Task to complete:
Return the full listing exactly as it is written.

# start of Records shown

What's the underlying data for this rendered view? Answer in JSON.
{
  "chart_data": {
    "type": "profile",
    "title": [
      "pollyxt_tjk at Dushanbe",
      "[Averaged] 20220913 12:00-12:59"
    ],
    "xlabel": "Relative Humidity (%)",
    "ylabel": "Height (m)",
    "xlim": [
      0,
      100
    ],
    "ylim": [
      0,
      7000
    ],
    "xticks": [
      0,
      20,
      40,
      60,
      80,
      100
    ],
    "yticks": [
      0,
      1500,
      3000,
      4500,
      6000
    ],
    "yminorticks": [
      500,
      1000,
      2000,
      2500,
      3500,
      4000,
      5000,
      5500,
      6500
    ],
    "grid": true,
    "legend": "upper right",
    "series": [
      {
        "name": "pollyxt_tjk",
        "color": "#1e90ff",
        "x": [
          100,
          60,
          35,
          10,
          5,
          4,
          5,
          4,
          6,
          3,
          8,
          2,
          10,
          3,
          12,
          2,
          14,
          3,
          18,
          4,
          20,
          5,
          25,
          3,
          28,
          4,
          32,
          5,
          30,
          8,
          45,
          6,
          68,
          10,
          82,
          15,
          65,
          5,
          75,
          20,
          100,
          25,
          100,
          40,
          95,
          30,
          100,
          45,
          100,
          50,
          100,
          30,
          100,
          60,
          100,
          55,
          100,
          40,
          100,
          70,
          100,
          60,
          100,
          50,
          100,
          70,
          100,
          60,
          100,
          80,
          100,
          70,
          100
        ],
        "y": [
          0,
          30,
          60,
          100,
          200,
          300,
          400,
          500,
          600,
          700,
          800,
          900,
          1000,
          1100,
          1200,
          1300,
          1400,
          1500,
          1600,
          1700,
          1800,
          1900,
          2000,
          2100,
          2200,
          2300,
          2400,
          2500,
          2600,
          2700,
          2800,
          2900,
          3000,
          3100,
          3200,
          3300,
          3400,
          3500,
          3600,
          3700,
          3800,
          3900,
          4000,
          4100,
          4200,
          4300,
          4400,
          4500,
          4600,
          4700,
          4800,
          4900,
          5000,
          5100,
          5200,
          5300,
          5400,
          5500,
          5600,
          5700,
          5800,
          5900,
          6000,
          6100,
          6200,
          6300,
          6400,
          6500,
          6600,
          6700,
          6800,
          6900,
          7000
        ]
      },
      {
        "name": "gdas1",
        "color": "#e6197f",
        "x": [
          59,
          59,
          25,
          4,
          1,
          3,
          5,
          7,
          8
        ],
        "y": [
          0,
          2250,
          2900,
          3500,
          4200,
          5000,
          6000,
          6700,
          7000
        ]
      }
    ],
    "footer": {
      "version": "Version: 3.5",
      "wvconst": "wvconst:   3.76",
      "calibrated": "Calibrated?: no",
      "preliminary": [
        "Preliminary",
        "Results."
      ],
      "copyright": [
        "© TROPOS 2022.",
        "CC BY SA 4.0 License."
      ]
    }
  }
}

# end of Records shown

Response to the task:
What's the underlying data for this rendered view? Answer in JSON.
{
  "chart_data": {
    "type": "profile",
    "title": [
      "pollyxt_tjk at Dushanbe",
      "[Averaged] 20220913 12:00-12:59"
    ],
    "xlabel": "Relative Humidity (%)",
    "ylabel": "Height (m)",
    "xlim": [
      0,
      100
    ],
    "ylim": [
      0,
      7000
    ],
    "xticks": [
      0,
      20,
      40,
      60,
      80,
      100
    ],
    "yticks": [
      0,
      1500,
      3000,
      4500,
      6000
    ],
    "yminorticks": [
      500,
      1000,
      2000,
      2500,
      3500,
      4000,
      5000,
      5500,
      6500
    ],
    "grid": true,
    "legend": "upper right",
    "series": [
      {
        "name": "pollyxt_tjk",
        "color": "#1e90ff",
        "x": [
          100,
          60,
          35,
          10,
          5,
          4,
          5,
          4,
          6,
          3,
          8,
          2,
          10,
          3,
          12,
          2,
          14,
          3,
          18,
          4,
          20,
          5,
          25,
          3,
          28,
          4,
          32,
          5,
          30,
          8,
          45,
          6,
          68,
          10,
          82,
          15,
          65,
          5,
          75,
          20,
          100,
          25,
          100,
          40,
          95,
          30,
          100,
          45,
          100,
          50,
          100,
          30,
          100,
          60,
          100,
          55,
          100,
          40,
          100,
          70,
          100,
          60,
          100,
          50,
          100,
          70,
          100,
          60,
          100,
          80,
          100,
          70,
          100
        ],
        "y": [
          0,
          30,
          60,
          100,
          200,
          300,
          400,
          500,
          600,
          700,
          800,
          900,
          1000,
          1100,
          1200,
          1300,
          1400,
          1500,
          1600,
          1700,
          1800,
          1900,
          2000,
          2100,
          2200,
          2300,
          2400,
          2500,
          2600,
          2700,
          2800,
          2900,
          3000,
          3100,
          3200,
          3300,
          3400,
          3500,
          3600,
          3700,
          3800,
          3900,
          4000,
          4100,
          4200,
          4300,
          4400,
          4500,
          4600,
          4700,
          4800,
          4900,
          5000,
          5100,
          5200,
          5300,
          5400,
          5500,
          5600,
          5700,
          5800,
          5900,
          6000,
          6100,
          6200,
          6300,
          6400,
          6500,
          6600,
          6700,
          6800,
          6900,
          7000
        ]
      },
      {
        "name": "gdas1",
        "color": "#e6197f",
        "x": [
          59,
          59,
          25,
          4,
          1,
          3,
          5,
          7,
          8
        ],
        "y": [
          0,
          2250,
          2900,
          3500,
          4200,
          5000,
          6000,
          6700,
          7000
        ]
      }
    ],
    "footer": {
      "version": "Version: 3.5",
      "wvconst": "wvconst:   3.76",
      "calibrated": "Calibrated?: no",
      "preliminary": [
        "Preliminary",
        "Results."
      ],
      "copyright": [
        "© TROPOS 2022.",
        "CC BY SA 4.0 License."
      ]
    }
  }
}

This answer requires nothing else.